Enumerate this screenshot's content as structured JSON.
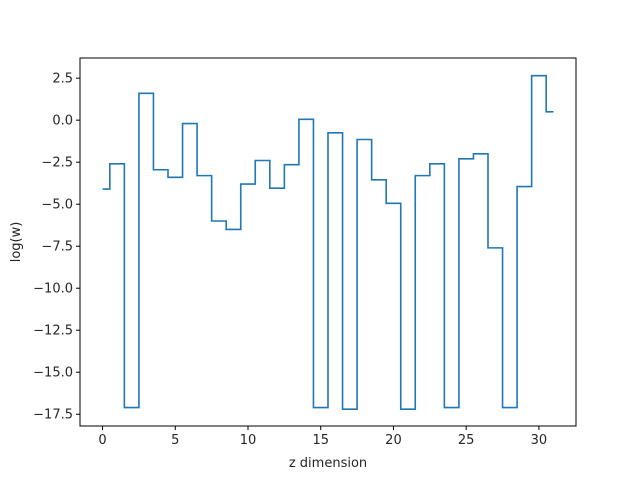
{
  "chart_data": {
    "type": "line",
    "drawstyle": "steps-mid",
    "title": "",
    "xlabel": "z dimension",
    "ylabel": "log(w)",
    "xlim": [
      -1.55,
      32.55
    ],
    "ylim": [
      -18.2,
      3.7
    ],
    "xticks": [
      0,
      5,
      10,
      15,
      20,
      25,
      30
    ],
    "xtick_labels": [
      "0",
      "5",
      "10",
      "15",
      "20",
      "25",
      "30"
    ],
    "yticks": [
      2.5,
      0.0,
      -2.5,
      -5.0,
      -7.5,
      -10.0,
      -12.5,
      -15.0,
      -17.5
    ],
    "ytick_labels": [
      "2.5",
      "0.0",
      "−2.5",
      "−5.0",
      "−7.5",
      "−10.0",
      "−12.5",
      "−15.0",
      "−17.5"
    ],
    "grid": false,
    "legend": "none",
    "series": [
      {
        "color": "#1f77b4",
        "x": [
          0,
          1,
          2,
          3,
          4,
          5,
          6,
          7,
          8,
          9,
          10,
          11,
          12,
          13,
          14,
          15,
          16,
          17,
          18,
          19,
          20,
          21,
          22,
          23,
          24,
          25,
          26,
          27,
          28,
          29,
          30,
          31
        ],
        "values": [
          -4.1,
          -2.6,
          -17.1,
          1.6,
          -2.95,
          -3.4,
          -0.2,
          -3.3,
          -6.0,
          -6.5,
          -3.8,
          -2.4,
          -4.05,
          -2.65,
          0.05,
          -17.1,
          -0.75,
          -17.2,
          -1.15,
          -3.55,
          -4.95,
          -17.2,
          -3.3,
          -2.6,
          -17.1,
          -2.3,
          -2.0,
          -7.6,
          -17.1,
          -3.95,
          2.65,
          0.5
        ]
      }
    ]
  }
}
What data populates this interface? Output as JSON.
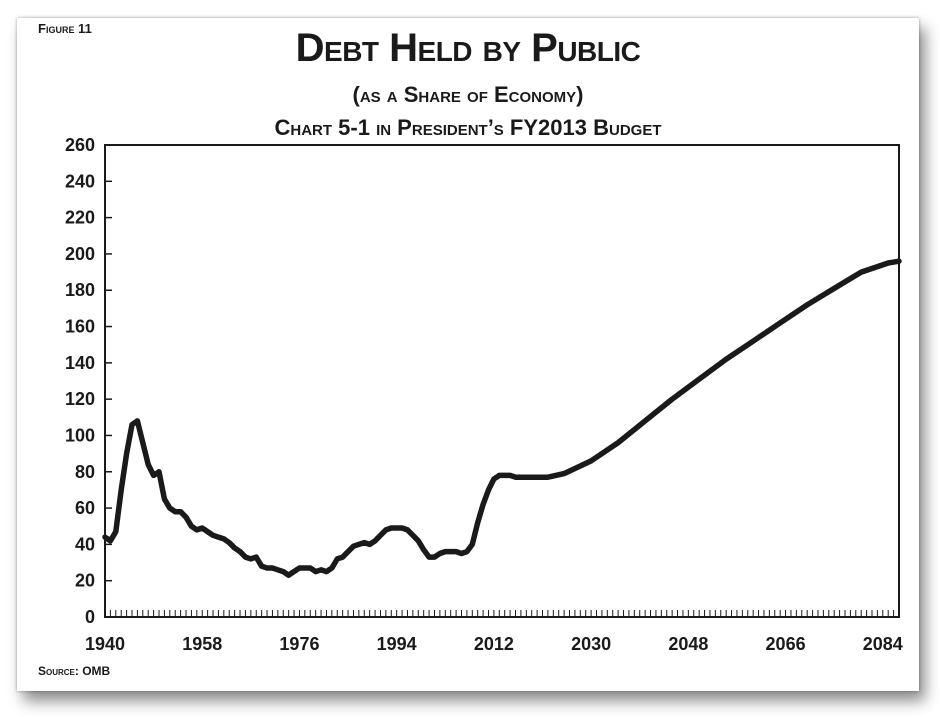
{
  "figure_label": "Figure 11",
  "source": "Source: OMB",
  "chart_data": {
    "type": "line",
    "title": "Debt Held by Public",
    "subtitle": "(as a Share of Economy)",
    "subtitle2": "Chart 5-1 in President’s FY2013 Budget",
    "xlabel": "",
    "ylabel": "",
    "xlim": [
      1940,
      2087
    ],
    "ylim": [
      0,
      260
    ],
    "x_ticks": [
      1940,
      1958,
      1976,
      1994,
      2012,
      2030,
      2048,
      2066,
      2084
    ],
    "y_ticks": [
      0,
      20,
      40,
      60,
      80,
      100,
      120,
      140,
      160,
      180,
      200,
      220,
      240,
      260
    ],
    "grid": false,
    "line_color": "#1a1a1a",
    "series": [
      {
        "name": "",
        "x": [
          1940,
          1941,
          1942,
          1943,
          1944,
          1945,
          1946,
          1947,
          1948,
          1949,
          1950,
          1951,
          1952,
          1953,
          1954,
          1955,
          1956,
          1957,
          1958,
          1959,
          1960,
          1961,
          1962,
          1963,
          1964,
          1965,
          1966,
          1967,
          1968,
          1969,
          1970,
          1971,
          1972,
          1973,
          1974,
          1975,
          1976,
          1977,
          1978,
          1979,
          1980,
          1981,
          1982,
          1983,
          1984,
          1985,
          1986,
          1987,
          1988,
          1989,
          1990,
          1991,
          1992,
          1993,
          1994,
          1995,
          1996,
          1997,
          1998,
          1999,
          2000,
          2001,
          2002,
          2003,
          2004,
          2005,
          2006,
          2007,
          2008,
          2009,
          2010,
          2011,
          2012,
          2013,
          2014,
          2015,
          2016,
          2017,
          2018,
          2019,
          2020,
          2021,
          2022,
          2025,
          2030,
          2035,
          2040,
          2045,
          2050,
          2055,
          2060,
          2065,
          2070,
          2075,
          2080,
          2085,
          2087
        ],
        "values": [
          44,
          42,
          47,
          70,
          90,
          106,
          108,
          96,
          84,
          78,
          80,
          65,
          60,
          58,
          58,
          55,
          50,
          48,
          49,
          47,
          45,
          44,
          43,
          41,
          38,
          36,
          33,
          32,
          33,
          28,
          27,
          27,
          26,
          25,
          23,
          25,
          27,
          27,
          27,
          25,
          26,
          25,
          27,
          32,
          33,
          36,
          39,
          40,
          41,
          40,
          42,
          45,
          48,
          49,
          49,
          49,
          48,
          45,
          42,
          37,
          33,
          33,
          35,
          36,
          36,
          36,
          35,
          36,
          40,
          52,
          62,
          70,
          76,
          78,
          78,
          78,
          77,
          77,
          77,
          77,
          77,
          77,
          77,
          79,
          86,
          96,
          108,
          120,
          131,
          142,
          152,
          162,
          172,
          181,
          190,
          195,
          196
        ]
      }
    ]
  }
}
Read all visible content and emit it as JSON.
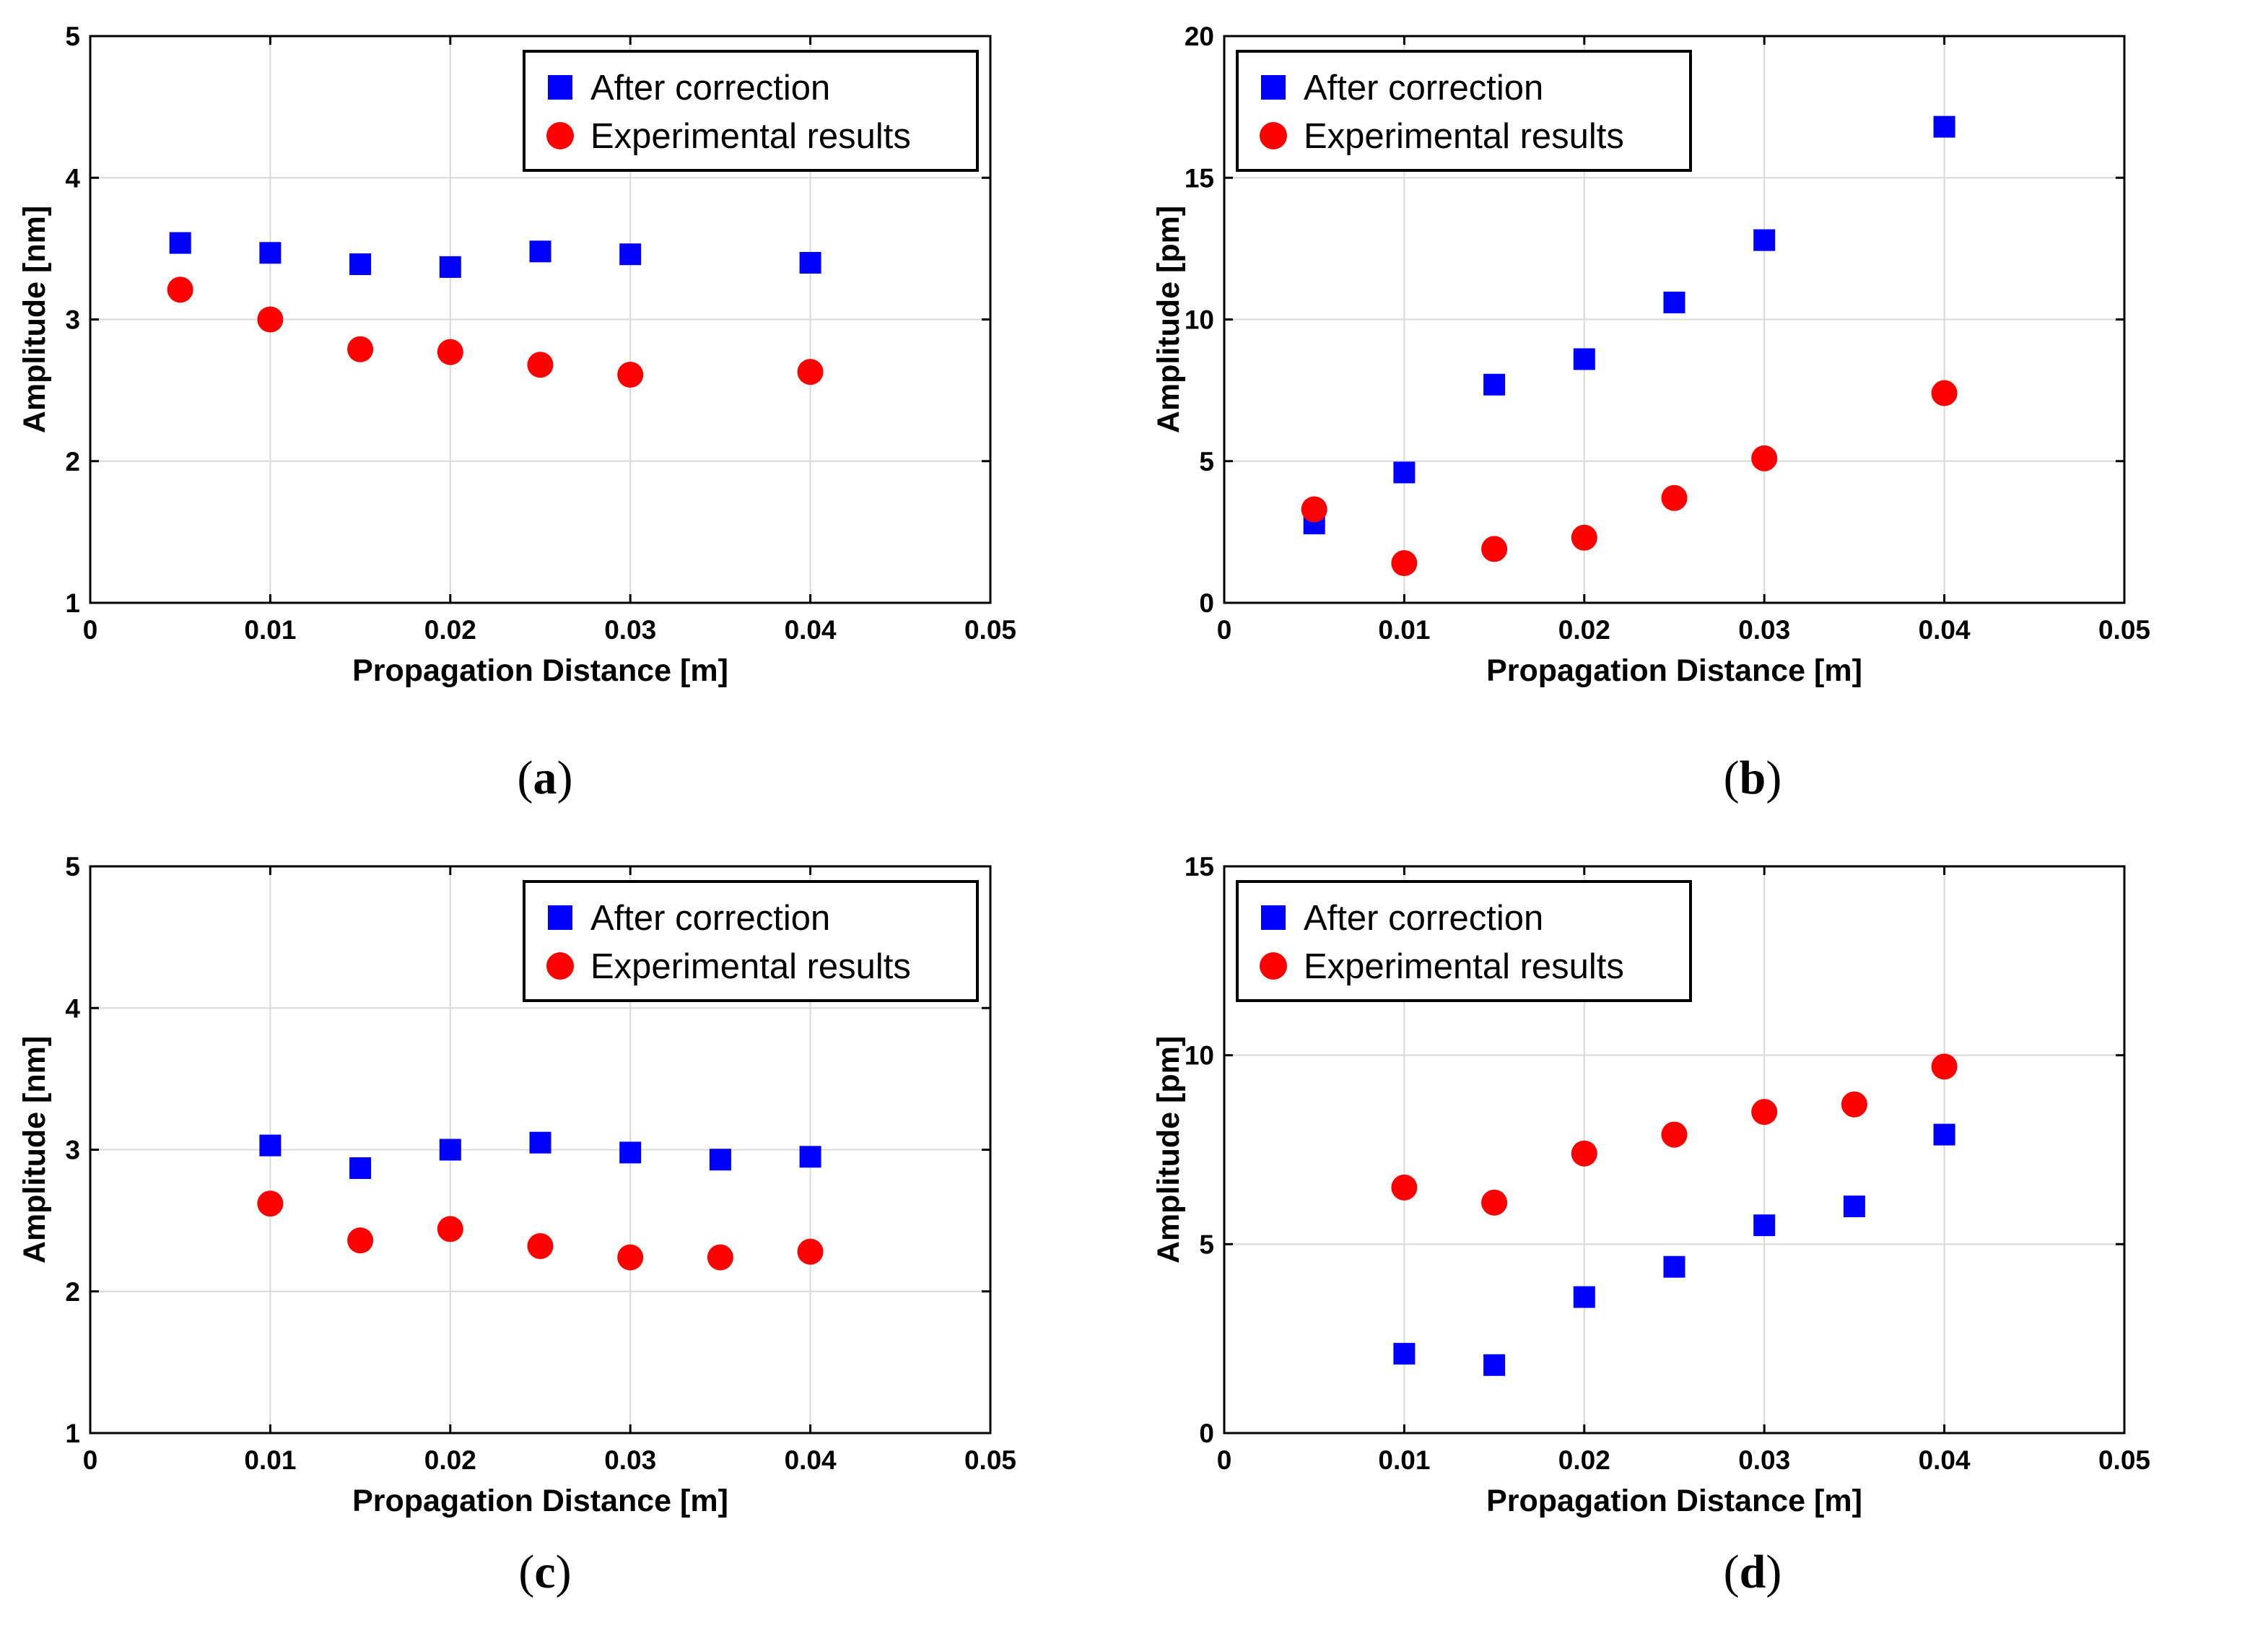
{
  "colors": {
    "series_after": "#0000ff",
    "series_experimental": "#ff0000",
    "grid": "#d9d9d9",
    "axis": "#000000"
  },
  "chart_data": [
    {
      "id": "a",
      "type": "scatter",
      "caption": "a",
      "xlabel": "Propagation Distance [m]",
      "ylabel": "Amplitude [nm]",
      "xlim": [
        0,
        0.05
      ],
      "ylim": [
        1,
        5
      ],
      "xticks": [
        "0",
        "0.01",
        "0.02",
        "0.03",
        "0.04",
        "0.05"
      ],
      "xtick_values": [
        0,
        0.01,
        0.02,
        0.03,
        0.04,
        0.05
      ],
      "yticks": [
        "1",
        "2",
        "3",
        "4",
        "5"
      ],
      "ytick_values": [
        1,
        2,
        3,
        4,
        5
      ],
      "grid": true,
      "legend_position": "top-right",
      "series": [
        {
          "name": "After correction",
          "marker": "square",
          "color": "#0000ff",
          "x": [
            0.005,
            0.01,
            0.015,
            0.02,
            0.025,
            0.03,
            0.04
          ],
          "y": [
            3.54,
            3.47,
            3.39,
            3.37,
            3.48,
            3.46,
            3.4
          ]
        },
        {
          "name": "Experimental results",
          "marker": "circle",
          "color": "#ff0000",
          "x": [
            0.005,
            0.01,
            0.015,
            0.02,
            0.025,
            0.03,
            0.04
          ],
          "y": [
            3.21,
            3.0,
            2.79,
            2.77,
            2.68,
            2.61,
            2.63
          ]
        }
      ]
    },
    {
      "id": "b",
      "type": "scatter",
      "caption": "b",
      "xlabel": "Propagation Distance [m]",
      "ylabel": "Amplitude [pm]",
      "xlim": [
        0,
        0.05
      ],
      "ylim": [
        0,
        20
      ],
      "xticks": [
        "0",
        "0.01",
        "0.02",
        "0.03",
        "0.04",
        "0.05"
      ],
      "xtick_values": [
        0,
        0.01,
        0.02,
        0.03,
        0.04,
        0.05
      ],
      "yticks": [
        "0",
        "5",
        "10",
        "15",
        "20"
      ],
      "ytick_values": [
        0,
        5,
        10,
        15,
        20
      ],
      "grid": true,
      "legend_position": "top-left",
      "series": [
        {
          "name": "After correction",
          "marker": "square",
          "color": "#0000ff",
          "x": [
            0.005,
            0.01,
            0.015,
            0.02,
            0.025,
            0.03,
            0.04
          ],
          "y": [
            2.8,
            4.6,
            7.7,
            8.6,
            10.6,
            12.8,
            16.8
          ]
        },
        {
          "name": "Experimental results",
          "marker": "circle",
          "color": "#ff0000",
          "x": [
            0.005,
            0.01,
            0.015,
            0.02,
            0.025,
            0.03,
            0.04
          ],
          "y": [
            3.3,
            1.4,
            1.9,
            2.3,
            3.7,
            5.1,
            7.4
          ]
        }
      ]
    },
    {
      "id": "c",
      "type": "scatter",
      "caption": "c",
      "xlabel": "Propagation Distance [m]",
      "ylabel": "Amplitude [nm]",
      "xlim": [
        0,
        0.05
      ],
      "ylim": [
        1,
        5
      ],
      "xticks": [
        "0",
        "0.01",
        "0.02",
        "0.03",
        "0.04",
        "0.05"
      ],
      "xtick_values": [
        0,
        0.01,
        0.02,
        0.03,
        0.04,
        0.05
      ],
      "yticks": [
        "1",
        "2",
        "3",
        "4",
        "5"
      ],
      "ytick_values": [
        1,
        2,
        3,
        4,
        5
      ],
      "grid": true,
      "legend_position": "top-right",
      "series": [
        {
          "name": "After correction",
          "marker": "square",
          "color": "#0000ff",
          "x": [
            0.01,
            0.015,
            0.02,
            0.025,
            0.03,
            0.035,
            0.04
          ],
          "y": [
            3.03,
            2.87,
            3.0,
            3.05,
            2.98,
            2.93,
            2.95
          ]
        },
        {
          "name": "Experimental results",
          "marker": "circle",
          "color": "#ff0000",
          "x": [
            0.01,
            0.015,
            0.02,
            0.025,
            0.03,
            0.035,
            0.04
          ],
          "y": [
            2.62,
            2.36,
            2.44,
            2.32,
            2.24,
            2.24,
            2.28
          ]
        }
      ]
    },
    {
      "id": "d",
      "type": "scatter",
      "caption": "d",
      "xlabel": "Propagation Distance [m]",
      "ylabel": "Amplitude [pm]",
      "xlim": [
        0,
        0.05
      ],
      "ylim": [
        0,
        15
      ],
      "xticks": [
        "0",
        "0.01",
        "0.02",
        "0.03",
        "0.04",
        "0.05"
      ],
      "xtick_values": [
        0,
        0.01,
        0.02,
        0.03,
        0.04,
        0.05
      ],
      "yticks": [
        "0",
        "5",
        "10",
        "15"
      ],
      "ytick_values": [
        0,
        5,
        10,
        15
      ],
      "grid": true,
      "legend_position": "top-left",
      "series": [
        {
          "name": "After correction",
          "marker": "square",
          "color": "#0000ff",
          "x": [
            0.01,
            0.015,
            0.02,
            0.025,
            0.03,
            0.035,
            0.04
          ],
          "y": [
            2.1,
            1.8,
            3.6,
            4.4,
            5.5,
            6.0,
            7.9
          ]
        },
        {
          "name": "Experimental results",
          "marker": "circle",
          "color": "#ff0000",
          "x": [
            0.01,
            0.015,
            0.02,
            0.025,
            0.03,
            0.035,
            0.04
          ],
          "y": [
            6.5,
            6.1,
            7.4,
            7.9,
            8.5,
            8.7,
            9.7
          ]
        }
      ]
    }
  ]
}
##########
Copy every line of the records above that contains "JSON".

§ **Answer below**:
Enumerate this screenshot's content as structured JSON.
What data populates this interface? Output as JSON.
Read all visible content and emit it as JSON.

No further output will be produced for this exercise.